» **Data listing**
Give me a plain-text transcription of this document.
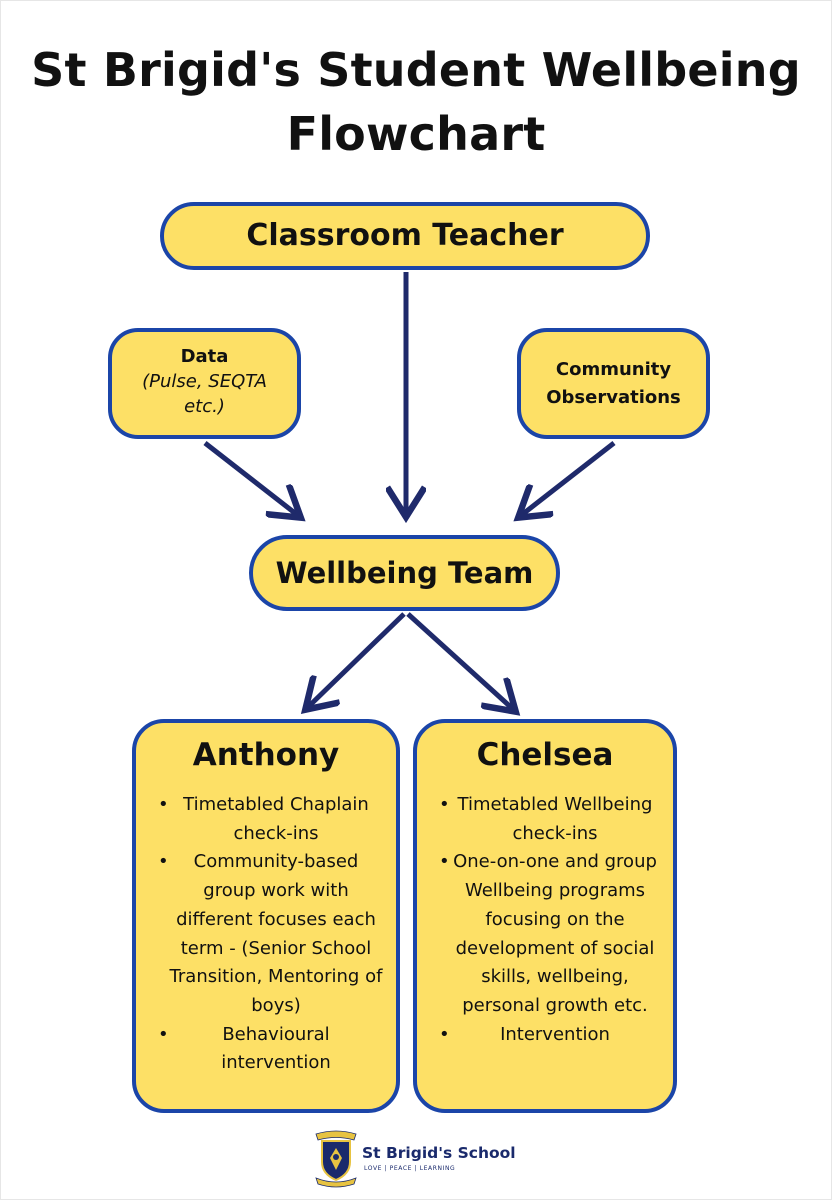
St Brigid's Student Wellbeing Flowchart
Classroom Teacher
Data
(Pulse, SEQTA etc.)
Community Observations
Wellbeing Team
Anthony
• Timetabled Chaplain check-ins
• Community-based group work with different focuses each term - (Senior School Transition, Mentoring of boys)
•	Behavioural intervention
Chelsea
• Timetabled Wellbeing check-ins
• One-on-one and group Wellbeing programs focusing on the development of social skills, wellbeing, personal growth etc.
•	Intervention
St Brigid's School
LOVE | PEACE | LEARNING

» **WHAT THE TASK REQUIRES**
Restate each entry word for word, leaving out any pictures.

» **EXERCISE RESULT**
Give me a plain-text transcription of this document.
St Brigid's Student Wellbeing Flowchart
Classroom Teacher
Data
(Pulse, SEQTA etc.)
Community Observations
Wellbeing Team
Anthony
• Timetabled Chaplain check-ins
• Community-based group work with different focuses each term - (Senior School Transition, Mentoring of boys)
•	Behavioural intervention
Chelsea
• Timetabled Wellbeing check-ins
• One-on-one and group Wellbeing programs focusing on the development of social skills, wellbeing, personal growth etc.
•	Intervention
St Brigid's School
LOVE | PEACE | LEARNING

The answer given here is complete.